Nothing but a number should be written: the count of lines below that contain "grid".
##############################
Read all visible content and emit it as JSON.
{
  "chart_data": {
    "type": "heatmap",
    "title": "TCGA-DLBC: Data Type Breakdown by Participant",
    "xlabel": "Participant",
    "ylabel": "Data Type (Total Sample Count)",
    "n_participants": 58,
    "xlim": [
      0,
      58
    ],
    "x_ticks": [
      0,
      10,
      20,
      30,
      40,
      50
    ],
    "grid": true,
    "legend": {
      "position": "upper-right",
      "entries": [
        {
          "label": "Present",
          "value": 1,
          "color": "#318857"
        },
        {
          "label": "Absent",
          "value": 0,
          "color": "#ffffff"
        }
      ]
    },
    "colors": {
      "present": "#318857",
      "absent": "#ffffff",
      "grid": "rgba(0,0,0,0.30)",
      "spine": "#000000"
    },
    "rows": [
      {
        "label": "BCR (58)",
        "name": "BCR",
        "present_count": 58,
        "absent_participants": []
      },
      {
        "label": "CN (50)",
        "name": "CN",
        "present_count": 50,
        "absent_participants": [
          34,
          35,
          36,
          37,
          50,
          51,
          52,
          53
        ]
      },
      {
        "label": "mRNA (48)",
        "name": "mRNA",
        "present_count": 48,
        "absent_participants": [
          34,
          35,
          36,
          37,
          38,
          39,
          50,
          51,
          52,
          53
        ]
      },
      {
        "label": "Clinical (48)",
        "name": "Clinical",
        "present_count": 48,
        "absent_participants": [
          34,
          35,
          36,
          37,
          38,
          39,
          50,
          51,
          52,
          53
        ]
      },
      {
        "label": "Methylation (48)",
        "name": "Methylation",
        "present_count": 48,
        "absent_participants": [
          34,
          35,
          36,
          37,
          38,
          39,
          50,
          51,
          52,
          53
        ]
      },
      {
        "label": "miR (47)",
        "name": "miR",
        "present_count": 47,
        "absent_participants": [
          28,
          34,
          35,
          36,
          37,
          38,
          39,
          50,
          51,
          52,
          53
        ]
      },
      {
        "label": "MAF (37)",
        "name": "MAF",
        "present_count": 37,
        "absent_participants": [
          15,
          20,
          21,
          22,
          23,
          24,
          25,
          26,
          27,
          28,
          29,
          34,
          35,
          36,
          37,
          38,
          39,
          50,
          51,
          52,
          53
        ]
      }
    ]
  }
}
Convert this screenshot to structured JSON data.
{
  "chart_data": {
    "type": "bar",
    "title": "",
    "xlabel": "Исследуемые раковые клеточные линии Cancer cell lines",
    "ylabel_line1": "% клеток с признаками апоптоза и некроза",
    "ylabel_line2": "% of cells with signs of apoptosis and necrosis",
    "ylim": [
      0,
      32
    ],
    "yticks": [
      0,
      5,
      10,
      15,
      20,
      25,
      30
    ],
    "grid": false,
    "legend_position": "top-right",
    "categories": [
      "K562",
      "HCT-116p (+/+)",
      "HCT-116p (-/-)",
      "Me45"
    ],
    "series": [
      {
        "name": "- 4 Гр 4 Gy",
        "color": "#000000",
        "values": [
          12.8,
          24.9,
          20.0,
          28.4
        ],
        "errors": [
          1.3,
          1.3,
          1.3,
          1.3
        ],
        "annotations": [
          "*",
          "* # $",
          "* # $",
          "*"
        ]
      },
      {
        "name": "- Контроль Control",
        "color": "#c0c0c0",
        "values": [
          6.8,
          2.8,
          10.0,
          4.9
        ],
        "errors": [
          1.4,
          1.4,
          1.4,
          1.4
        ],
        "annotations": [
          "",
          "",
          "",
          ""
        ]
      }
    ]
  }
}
##############################
* [RESULT OF THE TASK]
3